◆ What you should do ◆
Determine how many lines of the entries contain "телефону". Reply with that number alone.

◆ A block of data ◆
==*==

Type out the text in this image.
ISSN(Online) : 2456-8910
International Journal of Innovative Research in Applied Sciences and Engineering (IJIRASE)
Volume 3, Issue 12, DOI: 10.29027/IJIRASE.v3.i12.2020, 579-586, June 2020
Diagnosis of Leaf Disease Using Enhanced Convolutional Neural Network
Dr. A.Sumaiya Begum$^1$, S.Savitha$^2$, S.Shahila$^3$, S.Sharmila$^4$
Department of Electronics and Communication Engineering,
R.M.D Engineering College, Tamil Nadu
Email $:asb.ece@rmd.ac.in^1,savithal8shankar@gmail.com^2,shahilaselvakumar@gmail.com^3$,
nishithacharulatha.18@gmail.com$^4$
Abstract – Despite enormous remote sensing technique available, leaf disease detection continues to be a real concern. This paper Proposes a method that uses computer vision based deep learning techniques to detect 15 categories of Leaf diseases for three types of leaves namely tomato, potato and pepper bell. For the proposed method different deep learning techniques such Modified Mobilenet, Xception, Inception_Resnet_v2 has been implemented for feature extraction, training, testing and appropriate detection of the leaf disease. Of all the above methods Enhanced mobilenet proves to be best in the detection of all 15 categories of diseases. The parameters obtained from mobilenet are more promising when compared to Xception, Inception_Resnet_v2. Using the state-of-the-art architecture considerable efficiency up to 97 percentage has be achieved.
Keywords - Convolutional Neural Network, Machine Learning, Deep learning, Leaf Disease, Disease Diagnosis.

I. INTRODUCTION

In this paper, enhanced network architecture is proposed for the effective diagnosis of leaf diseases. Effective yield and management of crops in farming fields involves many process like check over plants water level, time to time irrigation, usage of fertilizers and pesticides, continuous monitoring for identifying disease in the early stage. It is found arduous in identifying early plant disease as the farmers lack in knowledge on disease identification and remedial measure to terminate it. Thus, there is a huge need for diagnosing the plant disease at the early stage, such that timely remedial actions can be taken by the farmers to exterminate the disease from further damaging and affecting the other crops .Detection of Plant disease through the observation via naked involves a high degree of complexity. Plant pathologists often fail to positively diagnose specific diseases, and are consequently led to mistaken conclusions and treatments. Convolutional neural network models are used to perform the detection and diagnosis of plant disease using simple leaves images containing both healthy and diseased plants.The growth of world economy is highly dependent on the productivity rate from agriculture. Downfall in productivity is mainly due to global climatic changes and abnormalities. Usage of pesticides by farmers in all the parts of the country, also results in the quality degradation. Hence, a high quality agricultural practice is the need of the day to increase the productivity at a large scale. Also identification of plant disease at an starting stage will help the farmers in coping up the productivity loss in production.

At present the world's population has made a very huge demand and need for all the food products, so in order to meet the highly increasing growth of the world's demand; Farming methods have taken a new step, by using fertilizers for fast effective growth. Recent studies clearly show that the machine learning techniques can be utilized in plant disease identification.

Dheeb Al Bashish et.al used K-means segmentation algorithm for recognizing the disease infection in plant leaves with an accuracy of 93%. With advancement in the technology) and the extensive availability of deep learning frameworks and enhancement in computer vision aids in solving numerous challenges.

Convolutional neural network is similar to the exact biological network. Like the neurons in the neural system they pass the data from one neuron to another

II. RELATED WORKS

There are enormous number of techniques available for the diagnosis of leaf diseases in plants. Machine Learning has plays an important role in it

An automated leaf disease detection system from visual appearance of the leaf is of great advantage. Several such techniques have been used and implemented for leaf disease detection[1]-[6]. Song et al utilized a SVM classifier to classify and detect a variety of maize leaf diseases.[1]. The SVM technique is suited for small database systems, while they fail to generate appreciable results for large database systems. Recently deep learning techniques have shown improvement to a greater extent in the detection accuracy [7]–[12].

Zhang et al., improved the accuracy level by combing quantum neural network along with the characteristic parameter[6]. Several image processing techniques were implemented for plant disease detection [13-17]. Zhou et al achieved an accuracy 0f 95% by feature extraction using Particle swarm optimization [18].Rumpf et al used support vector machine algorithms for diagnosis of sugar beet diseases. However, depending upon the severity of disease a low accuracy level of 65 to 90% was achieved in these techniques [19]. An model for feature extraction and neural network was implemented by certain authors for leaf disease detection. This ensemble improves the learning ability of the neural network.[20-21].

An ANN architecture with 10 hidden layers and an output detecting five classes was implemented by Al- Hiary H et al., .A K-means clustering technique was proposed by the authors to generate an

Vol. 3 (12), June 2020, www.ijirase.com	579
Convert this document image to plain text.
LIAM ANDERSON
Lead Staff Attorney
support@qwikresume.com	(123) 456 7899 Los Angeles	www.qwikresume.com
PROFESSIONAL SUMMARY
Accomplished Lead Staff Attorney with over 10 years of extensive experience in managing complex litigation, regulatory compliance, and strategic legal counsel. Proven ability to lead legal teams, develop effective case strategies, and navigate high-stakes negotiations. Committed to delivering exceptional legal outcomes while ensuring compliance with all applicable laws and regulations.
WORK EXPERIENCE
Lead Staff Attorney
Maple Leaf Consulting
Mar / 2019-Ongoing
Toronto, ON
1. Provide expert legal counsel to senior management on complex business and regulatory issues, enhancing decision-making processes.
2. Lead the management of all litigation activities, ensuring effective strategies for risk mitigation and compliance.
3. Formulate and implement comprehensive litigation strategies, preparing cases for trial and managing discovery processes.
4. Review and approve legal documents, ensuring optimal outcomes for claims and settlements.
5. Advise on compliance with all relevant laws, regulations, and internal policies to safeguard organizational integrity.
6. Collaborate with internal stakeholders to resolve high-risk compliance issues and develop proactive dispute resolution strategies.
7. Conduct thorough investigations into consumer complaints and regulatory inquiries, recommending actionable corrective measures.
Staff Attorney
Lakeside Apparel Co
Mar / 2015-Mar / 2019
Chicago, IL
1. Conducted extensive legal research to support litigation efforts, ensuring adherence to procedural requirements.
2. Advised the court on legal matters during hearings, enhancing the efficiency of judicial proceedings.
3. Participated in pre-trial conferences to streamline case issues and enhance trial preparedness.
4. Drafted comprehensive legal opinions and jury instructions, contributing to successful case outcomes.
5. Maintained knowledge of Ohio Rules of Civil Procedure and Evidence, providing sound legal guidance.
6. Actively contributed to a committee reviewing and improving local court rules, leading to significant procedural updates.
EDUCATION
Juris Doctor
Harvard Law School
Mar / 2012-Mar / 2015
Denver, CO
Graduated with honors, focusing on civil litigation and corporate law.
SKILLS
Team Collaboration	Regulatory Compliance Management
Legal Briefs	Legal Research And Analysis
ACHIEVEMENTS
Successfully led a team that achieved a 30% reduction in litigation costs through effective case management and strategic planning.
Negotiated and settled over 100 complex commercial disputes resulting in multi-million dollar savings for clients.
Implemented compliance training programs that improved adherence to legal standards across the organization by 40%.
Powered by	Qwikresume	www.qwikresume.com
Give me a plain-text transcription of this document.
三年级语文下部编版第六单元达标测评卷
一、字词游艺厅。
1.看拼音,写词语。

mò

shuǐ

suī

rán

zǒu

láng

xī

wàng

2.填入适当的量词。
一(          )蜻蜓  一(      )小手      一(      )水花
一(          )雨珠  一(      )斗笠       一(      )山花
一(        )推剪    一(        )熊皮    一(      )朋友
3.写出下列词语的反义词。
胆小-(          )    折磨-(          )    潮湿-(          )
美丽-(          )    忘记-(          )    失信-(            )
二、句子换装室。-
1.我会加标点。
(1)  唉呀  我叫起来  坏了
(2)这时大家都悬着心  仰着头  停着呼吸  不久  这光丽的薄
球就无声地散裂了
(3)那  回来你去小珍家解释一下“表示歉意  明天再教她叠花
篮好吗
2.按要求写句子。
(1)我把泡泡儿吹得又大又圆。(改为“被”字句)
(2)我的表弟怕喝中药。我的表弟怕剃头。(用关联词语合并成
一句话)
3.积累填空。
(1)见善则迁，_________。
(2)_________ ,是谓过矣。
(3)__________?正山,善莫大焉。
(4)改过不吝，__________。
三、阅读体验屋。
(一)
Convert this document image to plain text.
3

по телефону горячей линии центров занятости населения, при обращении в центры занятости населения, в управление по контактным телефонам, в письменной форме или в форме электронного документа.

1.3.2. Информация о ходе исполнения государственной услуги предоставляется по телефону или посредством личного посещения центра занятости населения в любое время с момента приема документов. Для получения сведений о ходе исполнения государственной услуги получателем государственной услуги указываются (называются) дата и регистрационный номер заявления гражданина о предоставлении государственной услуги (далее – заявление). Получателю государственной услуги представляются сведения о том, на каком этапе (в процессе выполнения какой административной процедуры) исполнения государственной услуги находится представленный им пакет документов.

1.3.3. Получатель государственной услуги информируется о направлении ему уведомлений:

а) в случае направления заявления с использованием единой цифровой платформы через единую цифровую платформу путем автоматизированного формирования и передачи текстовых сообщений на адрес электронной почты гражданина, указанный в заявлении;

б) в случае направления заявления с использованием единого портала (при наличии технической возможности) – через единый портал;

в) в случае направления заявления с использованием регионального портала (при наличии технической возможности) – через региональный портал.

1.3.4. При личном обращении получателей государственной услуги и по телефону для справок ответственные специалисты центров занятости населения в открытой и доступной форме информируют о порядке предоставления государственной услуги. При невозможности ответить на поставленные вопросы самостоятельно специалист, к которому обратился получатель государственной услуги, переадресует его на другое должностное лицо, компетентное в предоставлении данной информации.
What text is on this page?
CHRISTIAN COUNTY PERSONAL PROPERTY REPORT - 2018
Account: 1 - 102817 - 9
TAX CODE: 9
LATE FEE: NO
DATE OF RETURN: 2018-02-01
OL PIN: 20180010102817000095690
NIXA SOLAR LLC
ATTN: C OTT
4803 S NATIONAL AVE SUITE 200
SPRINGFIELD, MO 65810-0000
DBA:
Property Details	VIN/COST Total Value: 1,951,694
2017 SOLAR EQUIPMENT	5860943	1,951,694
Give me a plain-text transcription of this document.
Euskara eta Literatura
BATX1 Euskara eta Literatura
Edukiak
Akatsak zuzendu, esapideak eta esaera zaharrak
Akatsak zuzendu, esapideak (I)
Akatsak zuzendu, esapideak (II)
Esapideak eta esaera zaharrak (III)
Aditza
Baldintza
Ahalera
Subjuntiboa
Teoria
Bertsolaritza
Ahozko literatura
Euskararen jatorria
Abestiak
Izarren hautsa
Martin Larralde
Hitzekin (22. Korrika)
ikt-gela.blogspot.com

==*==

◆ Response ◆
3